Excerpted data –
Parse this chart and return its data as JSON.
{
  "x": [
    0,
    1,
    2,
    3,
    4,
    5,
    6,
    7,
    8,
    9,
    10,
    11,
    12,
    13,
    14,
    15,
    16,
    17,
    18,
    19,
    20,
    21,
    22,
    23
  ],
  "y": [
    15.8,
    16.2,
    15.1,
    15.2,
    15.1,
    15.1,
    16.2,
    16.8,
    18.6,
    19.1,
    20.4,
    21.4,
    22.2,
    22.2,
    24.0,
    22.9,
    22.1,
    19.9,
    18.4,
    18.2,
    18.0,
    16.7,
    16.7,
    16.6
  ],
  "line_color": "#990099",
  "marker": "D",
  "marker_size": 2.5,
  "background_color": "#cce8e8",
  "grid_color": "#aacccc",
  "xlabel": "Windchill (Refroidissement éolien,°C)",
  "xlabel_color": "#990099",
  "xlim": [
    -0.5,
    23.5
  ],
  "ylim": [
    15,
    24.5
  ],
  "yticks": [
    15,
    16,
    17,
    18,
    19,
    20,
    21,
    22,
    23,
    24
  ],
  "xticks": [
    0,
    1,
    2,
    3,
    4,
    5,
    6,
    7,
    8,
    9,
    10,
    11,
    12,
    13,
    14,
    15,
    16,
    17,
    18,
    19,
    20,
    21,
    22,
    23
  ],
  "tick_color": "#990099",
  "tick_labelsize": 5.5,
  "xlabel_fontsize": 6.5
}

Instructions to follow – Repeat the data precisely, line by line.

Task response –
Parse this chart and return its data as JSON.
{
  "x": [
    0,
    1,
    2,
    3,
    4,
    5,
    6,
    7,
    8,
    9,
    10,
    11,
    12,
    13,
    14,
    15,
    16,
    17,
    18,
    19,
    20,
    21,
    22,
    23
  ],
  "y": [
    15.8,
    16.2,
    15.1,
    15.2,
    15.1,
    15.1,
    16.2,
    16.8,
    18.6,
    19.1,
    20.4,
    21.4,
    22.2,
    22.2,
    24.0,
    22.9,
    22.1,
    19.9,
    18.4,
    18.2,
    18.0,
    16.7,
    16.7,
    16.6
  ],
  "line_color": "#990099",
  "marker": "D",
  "marker_size": 2.5,
  "background_color": "#cce8e8",
  "grid_color": "#aacccc",
  "xlabel": "Windchill (Refroidissement éolien,°C)",
  "xlabel_color": "#990099",
  "xlim": [
    -0.5,
    23.5
  ],
  "ylim": [
    15,
    24.5
  ],
  "yticks": [
    15,
    16,
    17,
    18,
    19,
    20,
    21,
    22,
    23,
    24
  ],
  "xticks": [
    0,
    1,
    2,
    3,
    4,
    5,
    6,
    7,
    8,
    9,
    10,
    11,
    12,
    13,
    14,
    15,
    16,
    17,
    18,
    19,
    20,
    21,
    22,
    23
  ],
  "tick_color": "#990099",
  "tick_labelsize": 5.5,
  "xlabel_fontsize": 6.5
}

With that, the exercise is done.